**INSTRUCTIONS FOR THE TASK**
Copy every entry word for word, but skip the pictures.

Dataset entries
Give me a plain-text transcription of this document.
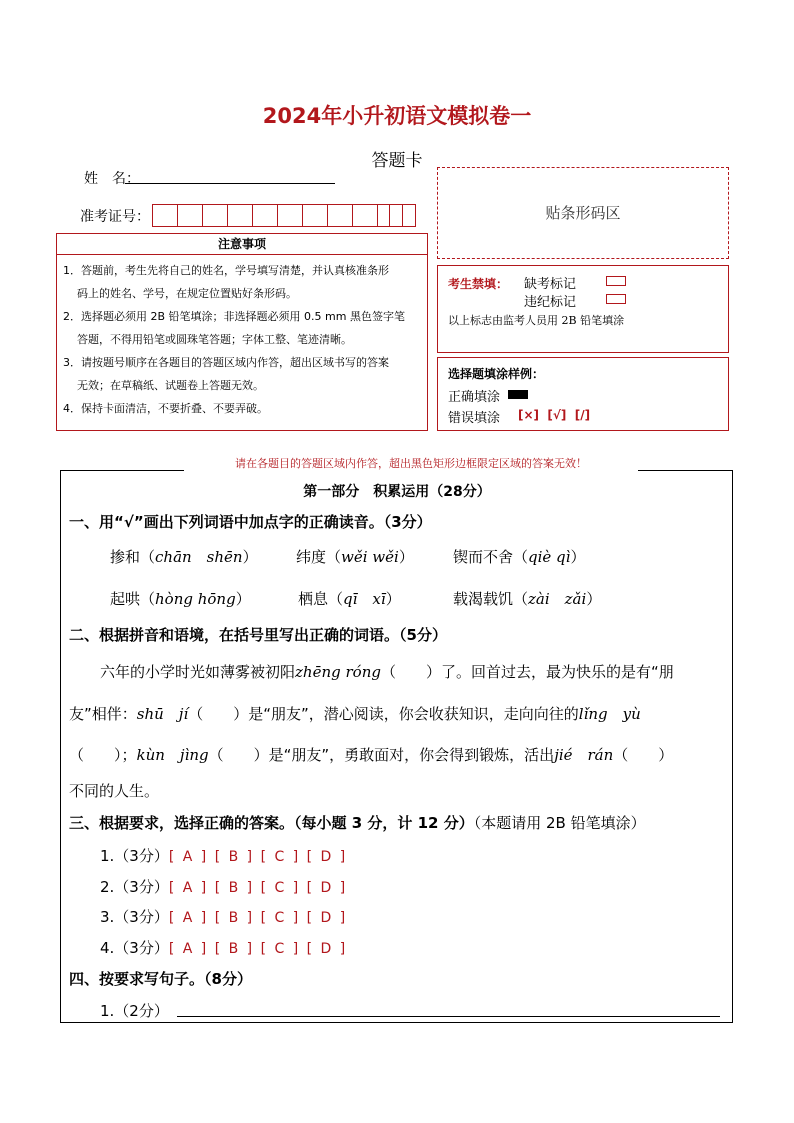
2024年小升初语文模拟卷一
答题卡
姓　名：
准考证号：	贴条形码区
注意事项
1．答题前，考生先将自己的姓名，学号填写清楚，并认真核准条形
码上的姓名、学号，在规定位置贴好条形码。
2．选择题必须用 2B 铅笔填涂；非选择题必须用 0.5 mm 黑色签字笔
答题，不得用铅笔或圆珠笔答题；字体工整、笔迹清晰。
3．请按题号顺序在各题目的答题区域内作答，超出区域书写的答案
无效；在草稿纸、试题卷上答题无效。
4．保持卡面清洁，不要折叠、不要弄破。
考生禁填： 缺考标记
违纪标记
以上标志由监考人员用 2B 铅笔填涂
选择题填涂样例：
正确填涂
错误填涂 [×]  [√]  [/]
请在各题目的答题区域内作答，超出黑色矩形边框限定区域的答案无效！
第一部分　积累运用（28分）
一、用“√”画出下列词语中加点字的正确读音。（3分）
掺和（chān　shēn）	纬度（wěi wěi）	锲而不舍（qiè qì）
起哄（hòng hōng）	栖息（qī　xī）	载渴载饥（zài　zǎi）
二、根据拼音和语境，在括号里写出正确的词语。（5分）
六年的小学时光如薄雾被初阳zhēng róng（　　）了。回首过去，最为快乐的是有“朋
友”相伴：shū　jí（　　）是“朋友”，潜心阅读，你会收获知识，走向向往的lǐng　yù
（　　）；kùn　jìng（　　）是“朋友”，勇敢面对，你会得到锻炼，活出jié　rán（　　）
不同的人生。
三、根据要求，选择正确的答案。（每小题 3 分，计 12 分）（本题请用 2B 铅笔填涂）
1.（3分）[ A ] [ B ] [ C ] [ D ]
2.（3分）[ A ] [ B ] [ C ] [ D ]
3.（3分）[ A ] [ B ] [ C ] [ D ]
4.（3分）[ A ] [ B ] [ C ] [ D ]
四、按要求写句子。（8分）
1.（2分）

**SOLUTION TO THE PROBLEM**
Give me a plain-text transcription of this document.
2024年小升初语文模拟卷一
答题卡
姓　名：
准考证号：	贴条形码区
注意事项
1．答题前，考生先将自己的姓名，学号填写清楚，并认真核准条形
码上的姓名、学号，在规定位置贴好条形码。
2．选择题必须用 2B 铅笔填涂；非选择题必须用 0.5 mm 黑色签字笔
答题，不得用铅笔或圆珠笔答题；字体工整、笔迹清晰。
3．请按题号顺序在各题目的答题区域内作答，超出区域书写的答案
无效；在草稿纸、试题卷上答题无效。
4．保持卡面清洁，不要折叠、不要弄破。
考生禁填： 缺考标记
违纪标记
以上标志由监考人员用 2B 铅笔填涂
选择题填涂样例：
正确填涂
错误填涂 [×]  [√]  [/]
请在各题目的答题区域内作答，超出黑色矩形边框限定区域的答案无效！
第一部分　积累运用（28分）
一、用“√”画出下列词语中加点字的正确读音。（3分）
掺和（chān　shēn）	纬度（wěi wěi）	锲而不舍（qiè qì）
起哄（hòng hōng）	栖息（qī　xī）	载渴载饥（zài　zǎi）
二、根据拼音和语境，在括号里写出正确的词语。（5分）
六年的小学时光如薄雾被初阳zhēng róng（　　）了。回首过去，最为快乐的是有“朋
友”相伴：shū　jí（　　）是“朋友”，潜心阅读，你会收获知识，走向向往的lǐng　yù
（　　）；kùn　jìng（　　）是“朋友”，勇敢面对，你会得到锻炼，活出jié　rán（　　）
不同的人生。
三、根据要求，选择正确的答案。（每小题 3 分，计 12 分）（本题请用 2B 铅笔填涂）
1.（3分）[ A ] [ B ] [ C ] [ D ]
2.（3分）[ A ] [ B ] [ C ] [ D ]
3.（3分）[ A ] [ B ] [ C ] [ D ]
4.（3分）[ A ] [ B ] [ C ] [ D ]
四、按要求写句子。（8分）
1.（2分）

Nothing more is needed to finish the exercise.